### Records for the task
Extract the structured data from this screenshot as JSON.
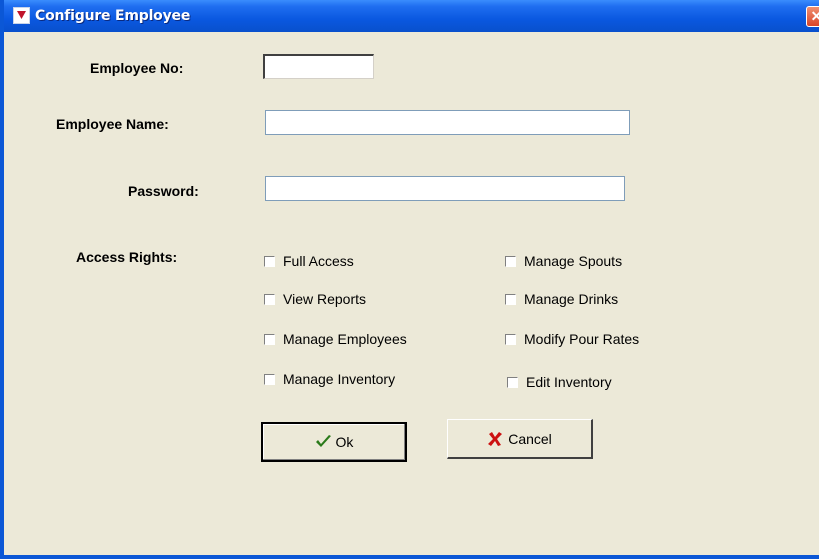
{
  "window": {
    "title": "Configure Employee",
    "close_label": "✕"
  },
  "form": {
    "employee_no_label": "Employee No:",
    "employee_no_value": "",
    "employee_name_label": "Employee Name:",
    "employee_name_value": "",
    "password_label": "Password:",
    "password_value": "",
    "access_rights_label": "Access Rights:"
  },
  "access_rights": [
    {
      "label": "Full Access",
      "checked": false
    },
    {
      "label": "View Reports",
      "checked": false
    },
    {
      "label": "Manage Employees",
      "checked": false
    },
    {
      "label": "Manage Inventory",
      "checked": false
    },
    {
      "label": "Manage Spouts",
      "checked": false
    },
    {
      "label": "Manage Drinks",
      "checked": false
    },
    {
      "label": "Modify Pour Rates",
      "checked": false
    },
    {
      "label": "Edit Inventory",
      "checked": false
    }
  ],
  "buttons": {
    "ok_label": "Ok",
    "cancel_label": "Cancel"
  },
  "colors": {
    "titlebar": "#0a58e0",
    "check_icon": "#2a7a1a",
    "cancel_icon": "#cc1111"
  }
}
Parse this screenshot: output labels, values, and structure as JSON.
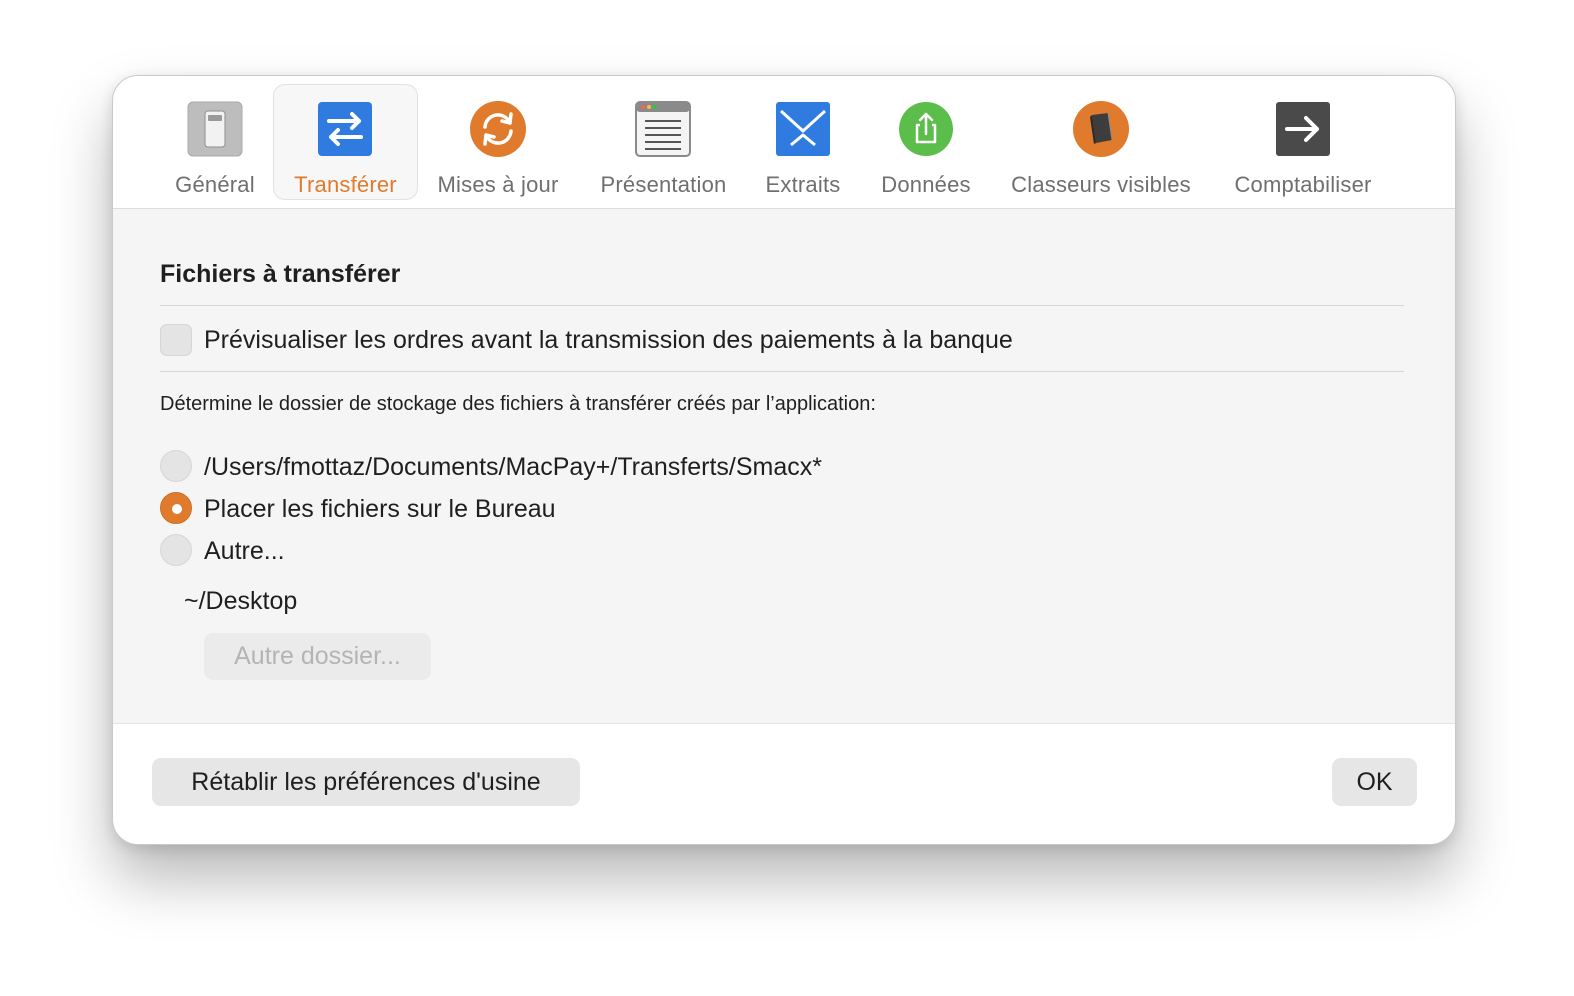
{
  "toolbar": {
    "tabs": [
      {
        "label": "Général",
        "icon": "switch-icon",
        "active": false
      },
      {
        "label": "Transférer",
        "icon": "transfer-arrows-icon",
        "active": true
      },
      {
        "label": "Mises à jour",
        "icon": "refresh-icon",
        "active": false
      },
      {
        "label": "Présentation",
        "icon": "list-window-icon",
        "active": false
      },
      {
        "label": "Extraits",
        "icon": "envelope-icon",
        "active": false
      },
      {
        "label": "Données",
        "icon": "share-icon",
        "active": false
      },
      {
        "label": "Classeurs visibles",
        "icon": "book-icon",
        "active": false
      },
      {
        "label": "Comptabiliser",
        "icon": "arrow-right-icon",
        "active": false
      }
    ]
  },
  "content": {
    "section_title": "Fichiers à transférer",
    "preview_checkbox": {
      "label": "Prévisualiser les ordres avant la transmission des paiements à la banque",
      "checked": false
    },
    "description": "Détermine le dossier de stockage des fichiers à transférer créés par l’application:",
    "radio_options": [
      {
        "label": "/Users/fmottaz/Documents/MacPay+/Transferts/Smacx*",
        "selected": false
      },
      {
        "label": "Placer les fichiers sur le Bureau",
        "selected": true
      },
      {
        "label": "Autre...",
        "selected": false
      }
    ],
    "current_path": "~/Desktop",
    "other_folder_button": "Autre dossier..."
  },
  "footer": {
    "reset_button": "Rétablir les préférences d'usine",
    "ok_button": "OK"
  },
  "colors": {
    "accent": "#e07a2c",
    "blue_icon": "#2f7be0",
    "green_icon": "#5bbd4a",
    "dark_icon": "#4a4a4a"
  }
}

### Required task
Each line in the records above should be reproduced exactly; images are not copied.

### Response to this exercise
Extract the structured data from this screenshot as JSON.
{
  "window": {
    "title": "Configure Employee",
    "close_label": "✕"
  },
  "form": {
    "employee_no_label": "Employee No:",
    "employee_no_value": "",
    "employee_name_label": "Employee Name:",
    "employee_name_value": "",
    "password_label": "Password:",
    "password_value": "",
    "access_rights_label": "Access Rights:"
  },
  "access_rights": [
    {
      "label": "Full Access",
      "checked": false
    },
    {
      "label": "View Reports",
      "checked": false
    },
    {
      "label": "Manage Employees",
      "checked": false
    },
    {
      "label": "Manage Inventory",
      "checked": false
    },
    {
      "label": "Manage Spouts",
      "checked": false
    },
    {
      "label": "Manage Drinks",
      "checked": false
    },
    {
      "label": "Modify Pour Rates",
      "checked": false
    },
    {
      "label": "Edit Inventory",
      "checked": false
    }
  ],
  "buttons": {
    "ok_label": "Ok",
    "cancel_label": "Cancel"
  },
  "colors": {
    "titlebar": "#0a58e0",
    "check_icon": "#2a7a1a",
    "cancel_icon": "#cc1111"
  }
}
Parse this screenshot: output labels, values, and structure as JSON.
{
  "toolbar": {
    "tabs": [
      {
        "label": "Général",
        "icon": "switch-icon",
        "active": false
      },
      {
        "label": "Transférer",
        "icon": "transfer-arrows-icon",
        "active": true
      },
      {
        "label": "Mises à jour",
        "icon": "refresh-icon",
        "active": false
      },
      {
        "label": "Présentation",
        "icon": "list-window-icon",
        "active": false
      },
      {
        "label": "Extraits",
        "icon": "envelope-icon",
        "active": false
      },
      {
        "label": "Données",
        "icon": "share-icon",
        "active": false
      },
      {
        "label": "Classeurs visibles",
        "icon": "book-icon",
        "active": false
      },
      {
        "label": "Comptabiliser",
        "icon": "arrow-right-icon",
        "active": false
      }
    ]
  },
  "content": {
    "section_title": "Fichiers à transférer",
    "preview_checkbox": {
      "label": "Prévisualiser les ordres avant la transmission des paiements à la banque",
      "checked": false
    },
    "description": "Détermine le dossier de stockage des fichiers à transférer créés par l’application:",
    "radio_options": [
      {
        "label": "/Users/fmottaz/Documents/MacPay+/Transferts/Smacx*",
        "selected": false
      },
      {
        "label": "Placer les fichiers sur le Bureau",
        "selected": true
      },
      {
        "label": "Autre...",
        "selected": false
      }
    ],
    "current_path": "~/Desktop",
    "other_folder_button": "Autre dossier..."
  },
  "footer": {
    "reset_button": "Rétablir les préférences d'usine",
    "ok_button": "OK"
  },
  "colors": {
    "accent": "#e07a2c",
    "blue_icon": "#2f7be0",
    "green_icon": "#5bbd4a",
    "dark_icon": "#4a4a4a"
  }
}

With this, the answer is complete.